> REQUIREMENTS
All of the material below is to be retyped exactly.
###
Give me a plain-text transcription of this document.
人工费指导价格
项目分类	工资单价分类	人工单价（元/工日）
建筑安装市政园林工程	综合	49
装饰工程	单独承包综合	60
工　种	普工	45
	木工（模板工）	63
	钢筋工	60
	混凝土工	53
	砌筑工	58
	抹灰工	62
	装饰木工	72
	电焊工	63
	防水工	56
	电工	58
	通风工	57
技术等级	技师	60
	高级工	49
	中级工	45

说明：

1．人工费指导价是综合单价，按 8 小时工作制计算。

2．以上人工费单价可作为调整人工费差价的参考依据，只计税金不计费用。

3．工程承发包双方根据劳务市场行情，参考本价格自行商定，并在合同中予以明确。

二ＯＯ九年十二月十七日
###
> SOLUTION TO THE PROBLEM
Give me a plain-text transcription of this document.
人工费指导价格
项目分类	工资单价分类	人工单价（元/工日）
建筑安装市政园林工程	综合	49
装饰工程	单独承包综合	60
工　种	普工	45
	木工（模板工）	63
	钢筋工	60
	混凝土工	53
	砌筑工	58
	抹灰工	62
	装饰木工	72
	电焊工	63
	防水工	56
	电工	58
	通风工	57
技术等级	技师	60
	高级工	49
	中级工	45

说明：

1．人工费指导价是综合单价，按 8 小时工作制计算。

2．以上人工费单价可作为调整人工费差价的参考依据，只计税金不计费用。

3．工程承发包双方根据劳务市场行情，参考本价格自行商定，并在合同中予以明确。

二ＯＯ九年十二月十七日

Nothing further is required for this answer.